◆ **課題**
A. 電気グルーヴ作品回収をめぐる対談のうち、「(プチ鹿島)あとね、ダースさ」を含む言葉で始まり「キャッチコピーなんですよね。」で終わる部分を、一字も変えずに書き写すこと。
B. 電気グルーヴ作品回収をめぐる対談を、最後の発言の後から書き継ぐこと。

◆ **読む文章**

........

ダースレイダーとプチ鹿島 電気グルーヴ作品回収撤回署名活動を語る

ダースレイダーとプチ鹿島 電気グルーヴ作品回収撤回署名活動を語る YBSキックス

(プチ鹿島)あとね、ダースさんのブログに書かれていてすごく共感したのが「神経症」っていう言葉が出てきてね。「今の社会を見ればわかりますよね?神経症の症状です。マスコミも人々の反応も明らかに。」っていう。

(プチ鹿島)で、この言葉で僕が思い出したのは、10年ぐらい前ですかね? 『崖の上のポニョ』っていう宮崎駿監督の作品。あの時に宮崎監督が、たしかパンフで「神経症と不安の時代に立ち向かう」っていう。そういうキャッチコピーなんですよね。

(ダースレイダー)うん。さすが予言者ですよね。

........

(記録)
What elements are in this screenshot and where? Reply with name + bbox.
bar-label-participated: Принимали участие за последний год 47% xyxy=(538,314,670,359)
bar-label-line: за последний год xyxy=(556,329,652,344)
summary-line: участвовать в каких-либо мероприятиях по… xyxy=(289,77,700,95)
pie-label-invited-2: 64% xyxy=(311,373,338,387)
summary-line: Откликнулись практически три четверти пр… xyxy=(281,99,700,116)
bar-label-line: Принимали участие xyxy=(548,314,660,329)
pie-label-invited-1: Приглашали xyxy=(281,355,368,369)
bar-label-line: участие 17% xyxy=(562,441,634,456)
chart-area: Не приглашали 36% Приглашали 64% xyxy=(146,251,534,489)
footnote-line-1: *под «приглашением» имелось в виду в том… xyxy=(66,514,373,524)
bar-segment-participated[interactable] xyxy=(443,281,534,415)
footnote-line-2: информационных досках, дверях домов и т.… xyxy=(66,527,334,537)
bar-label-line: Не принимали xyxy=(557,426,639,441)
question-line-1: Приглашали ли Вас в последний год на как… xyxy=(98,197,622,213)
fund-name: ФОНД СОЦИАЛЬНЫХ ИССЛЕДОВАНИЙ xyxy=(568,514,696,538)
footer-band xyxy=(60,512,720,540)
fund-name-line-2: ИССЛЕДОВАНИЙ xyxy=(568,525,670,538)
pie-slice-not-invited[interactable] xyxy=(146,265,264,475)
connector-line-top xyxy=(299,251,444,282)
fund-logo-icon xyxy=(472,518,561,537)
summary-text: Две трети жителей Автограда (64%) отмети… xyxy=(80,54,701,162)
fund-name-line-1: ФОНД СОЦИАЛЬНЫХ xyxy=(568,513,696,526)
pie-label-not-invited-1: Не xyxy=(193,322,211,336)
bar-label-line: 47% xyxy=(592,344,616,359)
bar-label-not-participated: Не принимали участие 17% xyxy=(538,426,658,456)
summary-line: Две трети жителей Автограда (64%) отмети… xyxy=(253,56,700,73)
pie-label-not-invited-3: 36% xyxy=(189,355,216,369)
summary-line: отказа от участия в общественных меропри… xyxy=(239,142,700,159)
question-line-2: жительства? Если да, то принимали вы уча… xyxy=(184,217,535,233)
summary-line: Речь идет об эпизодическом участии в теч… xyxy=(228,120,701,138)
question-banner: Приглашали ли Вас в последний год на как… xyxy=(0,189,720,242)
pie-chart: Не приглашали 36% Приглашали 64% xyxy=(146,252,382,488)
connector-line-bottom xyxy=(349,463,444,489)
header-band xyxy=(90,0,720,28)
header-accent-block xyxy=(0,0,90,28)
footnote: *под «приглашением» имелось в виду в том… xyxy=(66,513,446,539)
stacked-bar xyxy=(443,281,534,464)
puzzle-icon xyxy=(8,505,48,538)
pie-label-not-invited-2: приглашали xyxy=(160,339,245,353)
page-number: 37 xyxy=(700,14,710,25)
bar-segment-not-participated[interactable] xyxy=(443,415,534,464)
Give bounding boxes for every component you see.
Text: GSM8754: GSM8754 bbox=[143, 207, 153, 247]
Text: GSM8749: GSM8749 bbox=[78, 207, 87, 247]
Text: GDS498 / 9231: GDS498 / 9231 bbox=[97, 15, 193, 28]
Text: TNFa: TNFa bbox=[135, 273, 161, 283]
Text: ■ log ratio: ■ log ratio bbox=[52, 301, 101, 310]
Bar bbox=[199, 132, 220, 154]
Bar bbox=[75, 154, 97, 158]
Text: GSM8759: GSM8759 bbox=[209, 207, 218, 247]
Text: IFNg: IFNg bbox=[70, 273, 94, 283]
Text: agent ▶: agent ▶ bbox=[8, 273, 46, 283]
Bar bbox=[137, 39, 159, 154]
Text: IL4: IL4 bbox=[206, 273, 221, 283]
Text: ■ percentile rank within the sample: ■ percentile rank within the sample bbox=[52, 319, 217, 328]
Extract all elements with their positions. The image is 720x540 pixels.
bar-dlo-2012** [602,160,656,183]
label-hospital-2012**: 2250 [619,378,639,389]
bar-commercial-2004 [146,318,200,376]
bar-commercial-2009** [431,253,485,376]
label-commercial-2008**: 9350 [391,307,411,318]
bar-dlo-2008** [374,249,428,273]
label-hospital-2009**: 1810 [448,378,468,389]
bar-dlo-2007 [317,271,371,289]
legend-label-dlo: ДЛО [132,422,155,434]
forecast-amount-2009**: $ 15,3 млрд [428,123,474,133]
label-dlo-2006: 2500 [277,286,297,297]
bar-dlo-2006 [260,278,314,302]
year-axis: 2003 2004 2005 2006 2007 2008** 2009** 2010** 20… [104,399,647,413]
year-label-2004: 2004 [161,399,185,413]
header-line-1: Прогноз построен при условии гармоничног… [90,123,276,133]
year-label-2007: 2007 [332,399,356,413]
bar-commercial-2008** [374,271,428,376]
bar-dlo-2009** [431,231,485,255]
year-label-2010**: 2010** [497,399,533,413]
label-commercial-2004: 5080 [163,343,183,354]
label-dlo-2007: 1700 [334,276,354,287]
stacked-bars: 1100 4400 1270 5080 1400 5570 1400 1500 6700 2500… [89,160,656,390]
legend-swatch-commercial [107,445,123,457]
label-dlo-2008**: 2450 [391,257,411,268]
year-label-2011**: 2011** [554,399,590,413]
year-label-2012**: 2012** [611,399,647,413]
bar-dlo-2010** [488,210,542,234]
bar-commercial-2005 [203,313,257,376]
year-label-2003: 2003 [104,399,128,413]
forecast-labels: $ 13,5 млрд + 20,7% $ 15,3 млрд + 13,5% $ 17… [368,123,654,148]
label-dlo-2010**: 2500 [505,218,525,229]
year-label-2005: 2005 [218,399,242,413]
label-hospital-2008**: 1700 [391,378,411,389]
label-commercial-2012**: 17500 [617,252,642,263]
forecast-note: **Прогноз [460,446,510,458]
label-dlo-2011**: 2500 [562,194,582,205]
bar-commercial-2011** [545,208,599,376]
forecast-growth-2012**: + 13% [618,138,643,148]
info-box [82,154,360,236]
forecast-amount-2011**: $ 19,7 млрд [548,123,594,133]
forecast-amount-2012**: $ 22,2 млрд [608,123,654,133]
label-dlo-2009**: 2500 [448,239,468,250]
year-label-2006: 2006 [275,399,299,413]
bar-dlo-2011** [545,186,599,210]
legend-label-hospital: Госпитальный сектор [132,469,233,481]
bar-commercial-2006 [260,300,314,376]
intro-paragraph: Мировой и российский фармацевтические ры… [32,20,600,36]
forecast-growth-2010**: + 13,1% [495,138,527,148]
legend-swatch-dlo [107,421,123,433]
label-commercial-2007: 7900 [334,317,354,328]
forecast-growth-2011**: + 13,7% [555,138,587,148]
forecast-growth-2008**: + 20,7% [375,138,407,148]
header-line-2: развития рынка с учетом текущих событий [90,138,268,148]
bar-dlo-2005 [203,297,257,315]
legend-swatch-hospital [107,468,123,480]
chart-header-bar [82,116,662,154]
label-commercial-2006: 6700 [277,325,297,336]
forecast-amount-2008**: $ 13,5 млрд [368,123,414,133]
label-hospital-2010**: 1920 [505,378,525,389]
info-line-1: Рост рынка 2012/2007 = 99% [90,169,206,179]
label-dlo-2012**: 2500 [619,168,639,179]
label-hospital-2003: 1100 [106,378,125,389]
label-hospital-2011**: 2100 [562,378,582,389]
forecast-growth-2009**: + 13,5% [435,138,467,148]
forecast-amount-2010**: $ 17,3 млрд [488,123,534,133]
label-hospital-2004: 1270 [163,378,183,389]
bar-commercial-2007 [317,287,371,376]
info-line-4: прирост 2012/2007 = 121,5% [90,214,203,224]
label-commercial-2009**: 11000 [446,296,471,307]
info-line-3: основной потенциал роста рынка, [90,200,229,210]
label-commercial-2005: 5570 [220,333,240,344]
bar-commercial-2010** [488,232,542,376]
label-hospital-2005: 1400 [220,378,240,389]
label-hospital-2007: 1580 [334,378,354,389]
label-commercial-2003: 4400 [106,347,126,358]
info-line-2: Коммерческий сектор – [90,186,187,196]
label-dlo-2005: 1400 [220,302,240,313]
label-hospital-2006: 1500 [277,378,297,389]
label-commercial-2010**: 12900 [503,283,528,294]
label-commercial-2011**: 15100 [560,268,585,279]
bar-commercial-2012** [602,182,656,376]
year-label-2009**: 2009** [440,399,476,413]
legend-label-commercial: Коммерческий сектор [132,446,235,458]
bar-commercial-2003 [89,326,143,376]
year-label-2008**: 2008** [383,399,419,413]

........

◆ **解答例**
A.
(プチ鹿島)あとね、ダースさんのブログに書かれていてすごく共感したのが「神経症」っていう言葉が出てきてね。「今の社会を見ればわかりますよね?神経症の症状です。マスコミも人々の反応も明らかに。」っていう。

(プチ鹿島)で、この言葉で僕が思い出したのは、10年ぐらい前ですかね? 『崖の上のポニョ』っていう宮崎駿監督の作品。あの時に宮崎監督が、たしかパンフで「神経症と不安の時代に立ち向かう」っていう。そういうキャッチコピーなんですよね。

B.
(プチ鹿島)それで「生まれてきてよかった」っていう。だから「こんな時代でこんなにギスギスしてるけど、生まれてきてよかった」っていう。それで言うと、ダースさんが後半の部分で言ってたこと。「ちなみに石野卓球さんの一連のツイート。神経症から回復するのに最も大切なもの、友達論として非常に優れています。そして瀧さんはあんな友達がいて、本当に良かったな~と思います。」っていう。ねえ。

(ダースレイダー)瀧さん、うらまやしいと思いますよ。ああ、めちゃめちゃ仲がいい人がいるんだな!っていう。

(プチ鹿島)そうそう。そこをすごく感じましたね。

(ダースレイダー)うんうん。仲のいい人がいれば、神経症にならずに済むと思いますよ。なんかカリカリしても「まあ、落ち着けよ。じゃあ、飲みに行くか? メシでも食おうよ」って言ってくれる友達がいるだけでそのカリカリが少し収まったりするから。

(プチ鹿島)なんだったら、ダースさんも言っていたけど、「社会の外側にだって一緒に行けるよ」っていう。そういうの、ありますよね。何なんですかね? この法律の……もちろん僕、法律に関しては当然守って当たり前だけど。1人の人間として「みんな、守るだろう」っていう期待もあれば、「まあ誰か、破るやつもいるだろうな」っていう予想も半々で僕は持っておくべきだと思うんですよね。そうしないと、誰かが破った時に一斉に「あっ、破った! 破った!」で袋叩きにしちゃう。そんな……もっと達観していてもいいんじゃないとも僕は思うんですけども。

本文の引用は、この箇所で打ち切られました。